### What you are asked to do
Exclude the pictures and return every line exactly as written.

### Material provided

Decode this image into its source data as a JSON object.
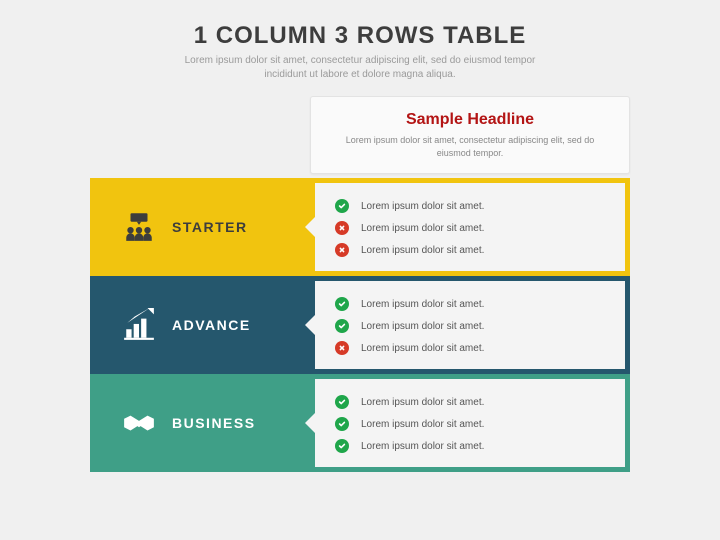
{
  "title": "1 COLUMN 3 ROWS TABLE",
  "subtitle": "Lorem ipsum dolor sit amet, consectetur adipiscing elit, sed do eiusmod tempor incididunt ut labore et dolore magna aliqua.",
  "header": {
    "headline": "Sample Headline",
    "text": "Lorem ipsum dolor sit amet, consectetur adipiscing elit, sed do eiusmod tempor."
  },
  "rows": {
    "starter": {
      "label": "STARTER",
      "feat0": "Lorem ipsum dolor sit amet.",
      "feat1": "Lorem ipsum dolor sit amet.",
      "feat2": "Lorem ipsum dolor sit amet."
    },
    "advance": {
      "label": "ADVANCE",
      "feat0": "Lorem ipsum dolor sit amet.",
      "feat1": "Lorem ipsum dolor sit amet.",
      "feat2": "Lorem ipsum dolor sit amet."
    },
    "business": {
      "label": "BUSINESS",
      "feat0": "Lorem ipsum dolor sit amet.",
      "feat1": "Lorem ipsum dolor sit amet.",
      "feat2": "Lorem ipsum dolor sit amet."
    }
  }
}
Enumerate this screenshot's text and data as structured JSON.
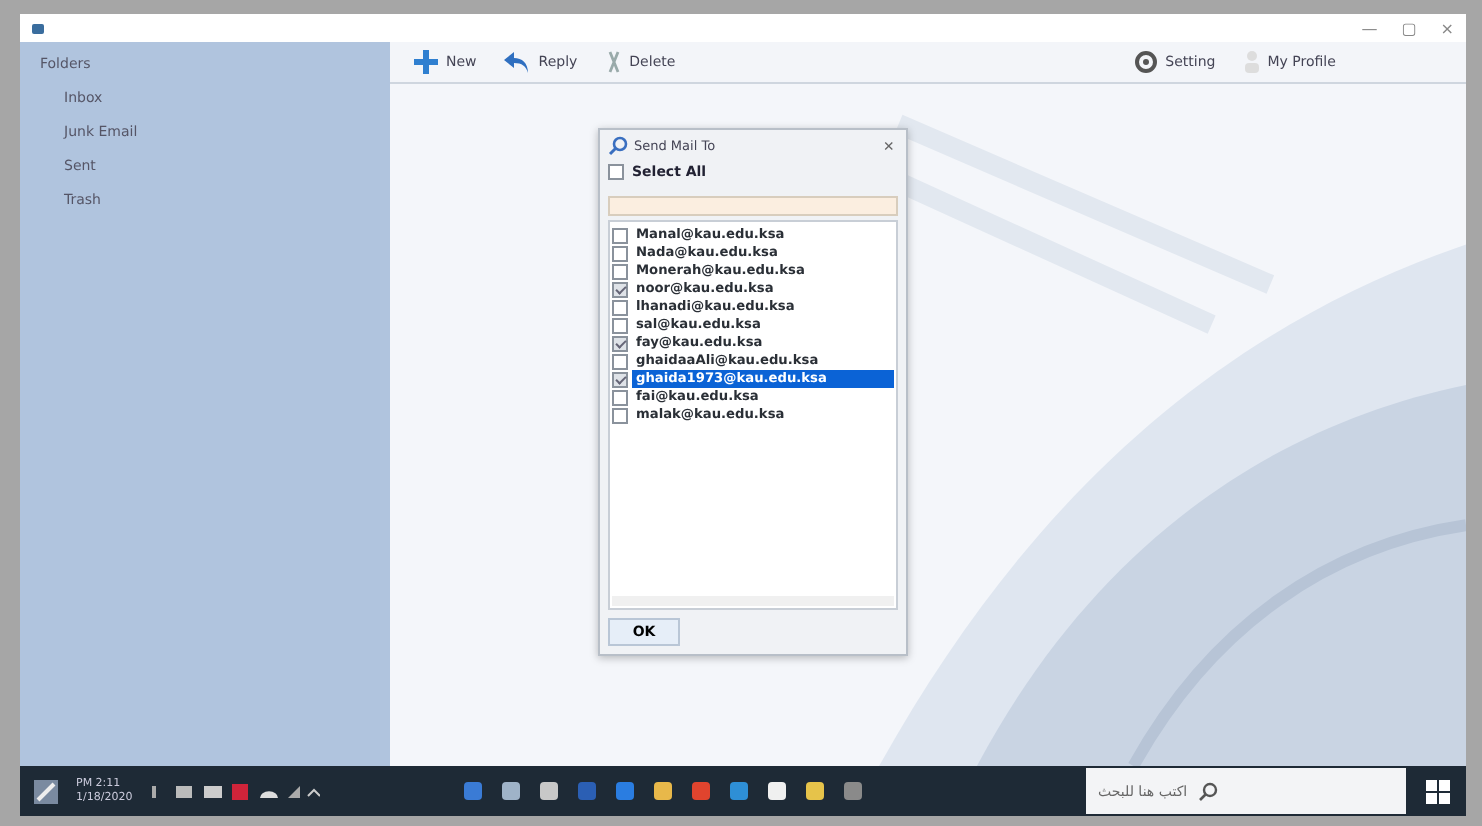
{
  "window": {
    "controls": [
      "—",
      "▢",
      "×"
    ]
  },
  "sidebar": {
    "root": {
      "label": "Folders",
      "children": [
        {
          "label": "Inbox",
          "selected": false
        },
        {
          "label": "Junk Email",
          "selected": false
        },
        {
          "label": "Sent",
          "selected": false
        },
        {
          "label": "Trash",
          "selected": false
        }
      ]
    }
  },
  "toolbar": [
    {
      "kind": "new",
      "label": "New"
    },
    {
      "kind": "reply",
      "label": "Reply"
    },
    {
      "kind": "delete",
      "label": "Delete"
    },
    {
      "kind": "setting",
      "label": "Setting"
    },
    {
      "kind": "profile",
      "label": "My Profile"
    }
  ],
  "dialog": {
    "title": "Send Mail To",
    "close": "×",
    "select_all": {
      "label": "Select All",
      "checked": false
    },
    "recipients": [
      {
        "email": "Manal@kau.edu.ksa",
        "checked": false,
        "selected": false
      },
      {
        "email": "Nada@kau.edu.ksa",
        "checked": false,
        "selected": false
      },
      {
        "email": "Monerah@kau.edu.ksa",
        "checked": false,
        "selected": false
      },
      {
        "email": "noor@kau.edu.ksa",
        "checked": true,
        "selected": false
      },
      {
        "email": "lhanadi@kau.edu.ksa",
        "checked": false,
        "selected": false
      },
      {
        "email": "sal@kau.edu.ksa",
        "checked": false,
        "selected": false
      },
      {
        "email": "fay@kau.edu.ksa",
        "checked": true,
        "selected": false
      },
      {
        "email": "ghaidaaAli@kau.edu.ksa",
        "checked": false,
        "selected": false
      },
      {
        "email": "ghaida1973@kau.edu.ksa",
        "checked": true,
        "selected": true
      },
      {
        "email": "fai@kau.edu.ksa",
        "checked": false,
        "selected": false
      },
      {
        "email": "malak@kau.edu.ksa",
        "checked": false,
        "selected": false
      }
    ],
    "ok": "OK"
  },
  "taskbar": {
    "time": "PM 2:11",
    "date": "1/18/2020",
    "search_placeholder": "اكتب هنا للبحث"
  }
}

### The answer
Decode this image into its source data as a JSON object.
{
  "title": "1 COLUMN 3 ROWS TABLE",
  "subtitle": "Lorem ipsum dolor sit amet, consectetur adipiscing elit, sed do eiusmod tempor incididunt ut labore et dolore magna aliqua.",
  "header": {
    "headline": "Sample Headline",
    "text": "Lorem ipsum dolor sit amet, consectetur adipiscing elit, sed do eiusmod tempor."
  },
  "rows": {
    "starter": {
      "label": "STARTER",
      "feat0": "Lorem ipsum dolor sit amet.",
      "feat1": "Lorem ipsum dolor sit amet.",
      "feat2": "Lorem ipsum dolor sit amet."
    },
    "advance": {
      "label": "ADVANCE",
      "feat0": "Lorem ipsum dolor sit amet.",
      "feat1": "Lorem ipsum dolor sit amet.",
      "feat2": "Lorem ipsum dolor sit amet."
    },
    "business": {
      "label": "BUSINESS",
      "feat0": "Lorem ipsum dolor sit amet.",
      "feat1": "Lorem ipsum dolor sit amet.",
      "feat2": "Lorem ipsum dolor sit amet."
    }
  }
}
Enumerate this screenshot's text and data as structured JSON.
{
  "window": {
    "controls": [
      "—",
      "▢",
      "×"
    ]
  },
  "sidebar": {
    "root": {
      "label": "Folders",
      "children": [
        {
          "label": "Inbox",
          "selected": false
        },
        {
          "label": "Junk Email",
          "selected": false
        },
        {
          "label": "Sent",
          "selected": false
        },
        {
          "label": "Trash",
          "selected": false
        }
      ]
    }
  },
  "toolbar": [
    {
      "kind": "new",
      "label": "New"
    },
    {
      "kind": "reply",
      "label": "Reply"
    },
    {
      "kind": "delete",
      "label": "Delete"
    },
    {
      "kind": "setting",
      "label": "Setting"
    },
    {
      "kind": "profile",
      "label": "My Profile"
    }
  ],
  "dialog": {
    "title": "Send Mail To",
    "close": "×",
    "select_all": {
      "label": "Select All",
      "checked": false
    },
    "recipients": [
      {
        "email": "Manal@kau.edu.ksa",
        "checked": false,
        "selected": false
      },
      {
        "email": "Nada@kau.edu.ksa",
        "checked": false,
        "selected": false
      },
      {
        "email": "Monerah@kau.edu.ksa",
        "checked": false,
        "selected": false
      },
      {
        "email": "noor@kau.edu.ksa",
        "checked": true,
        "selected": false
      },
      {
        "email": "lhanadi@kau.edu.ksa",
        "checked": false,
        "selected": false
      },
      {
        "email": "sal@kau.edu.ksa",
        "checked": false,
        "selected": false
      },
      {
        "email": "fay@kau.edu.ksa",
        "checked": true,
        "selected": false
      },
      {
        "email": "ghaidaaAli@kau.edu.ksa",
        "checked": false,
        "selected": false
      },
      {
        "email": "ghaida1973@kau.edu.ksa",
        "checked": true,
        "selected": true
      },
      {
        "email": "fai@kau.edu.ksa",
        "checked": false,
        "selected": false
      },
      {
        "email": "malak@kau.edu.ksa",
        "checked": false,
        "selected": false
      }
    ],
    "ok": "OK"
  },
  "taskbar": {
    "time": "PM 2:11",
    "date": "1/18/2020",
    "search_placeholder": "اكتب هنا للبحث"
  }
}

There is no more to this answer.